begin Data excerpts
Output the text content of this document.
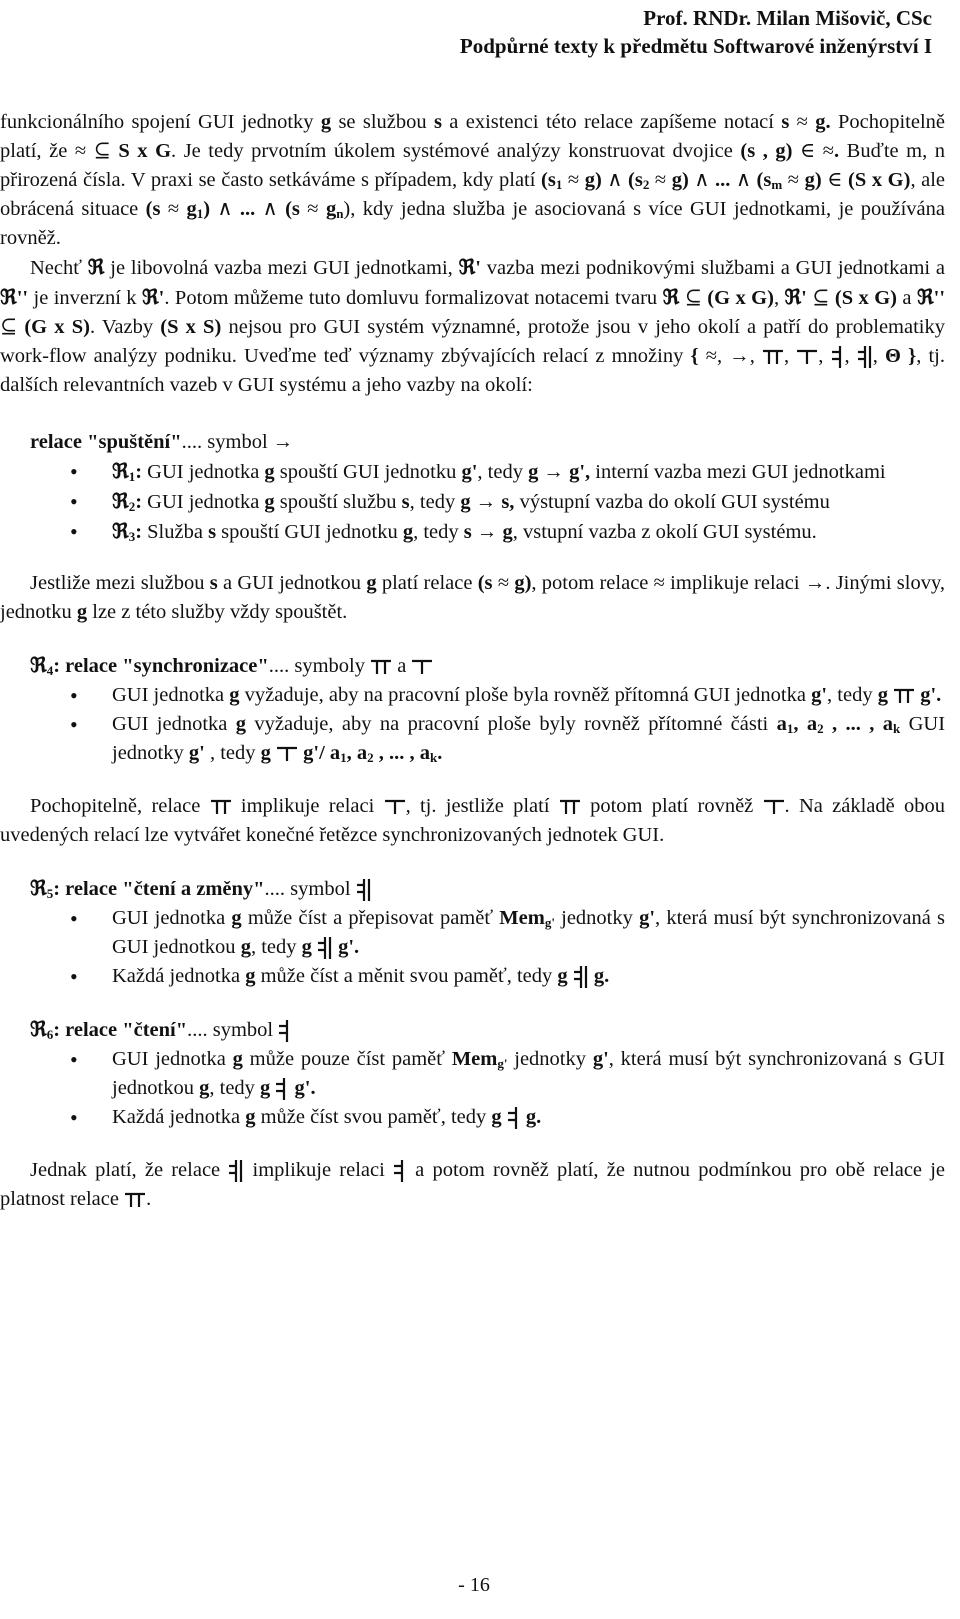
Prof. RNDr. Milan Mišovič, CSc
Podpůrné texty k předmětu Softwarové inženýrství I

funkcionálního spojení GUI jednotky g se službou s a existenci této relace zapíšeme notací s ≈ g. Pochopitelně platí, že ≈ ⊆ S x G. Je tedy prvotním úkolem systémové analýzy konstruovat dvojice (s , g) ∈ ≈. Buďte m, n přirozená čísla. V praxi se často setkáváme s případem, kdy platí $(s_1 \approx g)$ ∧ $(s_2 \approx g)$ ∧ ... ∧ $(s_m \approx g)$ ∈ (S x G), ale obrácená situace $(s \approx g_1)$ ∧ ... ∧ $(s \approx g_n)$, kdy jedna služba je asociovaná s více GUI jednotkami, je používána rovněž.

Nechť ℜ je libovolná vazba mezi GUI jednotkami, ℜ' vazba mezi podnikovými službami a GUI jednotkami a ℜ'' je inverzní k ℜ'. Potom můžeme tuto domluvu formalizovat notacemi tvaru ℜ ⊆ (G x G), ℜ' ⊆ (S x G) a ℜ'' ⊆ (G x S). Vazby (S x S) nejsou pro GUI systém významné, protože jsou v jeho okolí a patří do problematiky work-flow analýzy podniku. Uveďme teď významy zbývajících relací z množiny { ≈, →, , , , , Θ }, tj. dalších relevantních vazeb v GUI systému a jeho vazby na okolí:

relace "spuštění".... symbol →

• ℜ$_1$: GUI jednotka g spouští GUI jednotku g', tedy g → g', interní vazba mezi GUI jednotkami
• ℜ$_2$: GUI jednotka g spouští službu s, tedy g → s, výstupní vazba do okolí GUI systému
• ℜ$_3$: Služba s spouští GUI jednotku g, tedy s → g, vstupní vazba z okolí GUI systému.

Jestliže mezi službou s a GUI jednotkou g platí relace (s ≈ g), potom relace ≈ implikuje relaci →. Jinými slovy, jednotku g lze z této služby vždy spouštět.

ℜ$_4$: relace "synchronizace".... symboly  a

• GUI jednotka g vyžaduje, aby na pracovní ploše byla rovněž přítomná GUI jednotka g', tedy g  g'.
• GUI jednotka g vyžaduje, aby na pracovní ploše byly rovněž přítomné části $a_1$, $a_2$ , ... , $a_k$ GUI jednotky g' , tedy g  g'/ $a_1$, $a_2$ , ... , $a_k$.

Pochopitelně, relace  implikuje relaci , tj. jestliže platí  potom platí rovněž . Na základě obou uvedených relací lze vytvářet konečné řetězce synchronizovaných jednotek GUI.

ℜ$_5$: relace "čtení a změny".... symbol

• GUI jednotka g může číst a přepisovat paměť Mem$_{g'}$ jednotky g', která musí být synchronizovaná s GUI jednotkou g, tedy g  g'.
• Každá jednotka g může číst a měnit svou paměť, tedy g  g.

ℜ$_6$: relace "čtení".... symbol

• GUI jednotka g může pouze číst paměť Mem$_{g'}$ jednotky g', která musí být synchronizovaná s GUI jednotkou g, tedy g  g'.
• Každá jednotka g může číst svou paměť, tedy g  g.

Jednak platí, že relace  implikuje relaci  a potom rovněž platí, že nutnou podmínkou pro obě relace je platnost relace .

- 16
end Data excerpts
begin Data excerpts
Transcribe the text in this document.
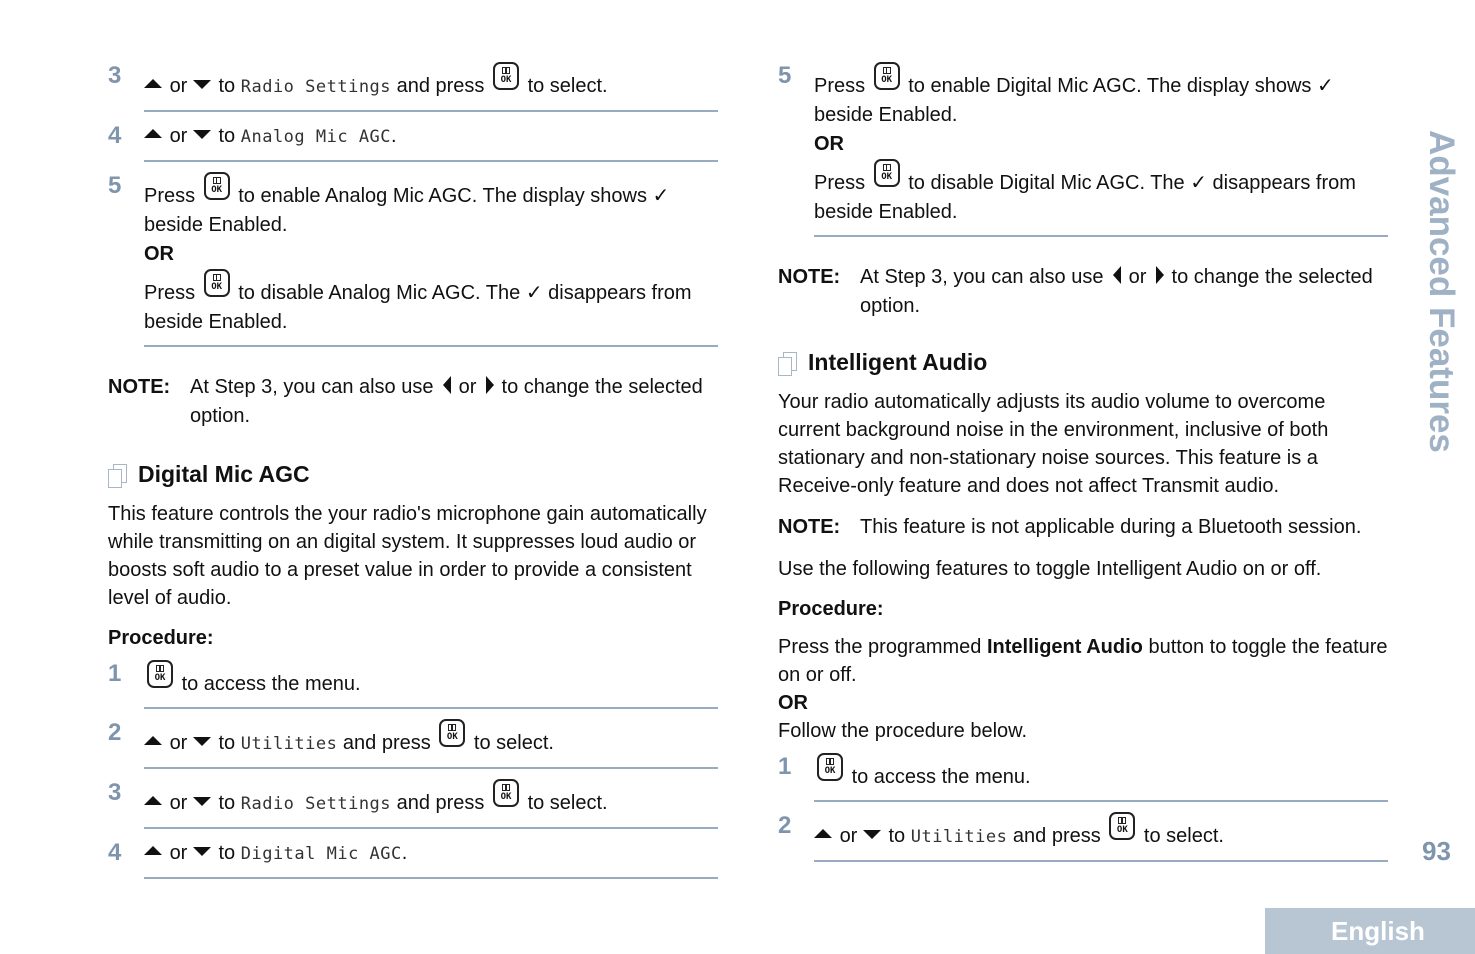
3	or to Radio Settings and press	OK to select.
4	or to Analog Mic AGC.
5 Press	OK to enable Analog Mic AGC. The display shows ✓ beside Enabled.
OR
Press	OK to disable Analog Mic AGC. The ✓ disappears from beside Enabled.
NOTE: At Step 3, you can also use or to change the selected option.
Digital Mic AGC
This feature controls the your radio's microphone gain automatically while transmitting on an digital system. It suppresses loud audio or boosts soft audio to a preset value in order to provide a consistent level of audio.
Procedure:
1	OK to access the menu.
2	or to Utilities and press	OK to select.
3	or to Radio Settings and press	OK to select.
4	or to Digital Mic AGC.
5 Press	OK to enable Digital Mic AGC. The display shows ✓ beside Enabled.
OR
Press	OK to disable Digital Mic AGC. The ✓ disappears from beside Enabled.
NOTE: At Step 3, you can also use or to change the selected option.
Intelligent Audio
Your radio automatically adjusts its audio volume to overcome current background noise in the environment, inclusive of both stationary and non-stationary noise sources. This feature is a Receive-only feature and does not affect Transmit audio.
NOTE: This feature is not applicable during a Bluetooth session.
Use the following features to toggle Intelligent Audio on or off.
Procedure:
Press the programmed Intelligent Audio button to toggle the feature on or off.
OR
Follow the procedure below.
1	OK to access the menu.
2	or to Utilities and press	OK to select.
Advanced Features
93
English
end Data excerpts
▶ **What is required**:
Report the number of lines in the listing where the string "from" appears, and nothing besides.

▶ **Correct result**:
2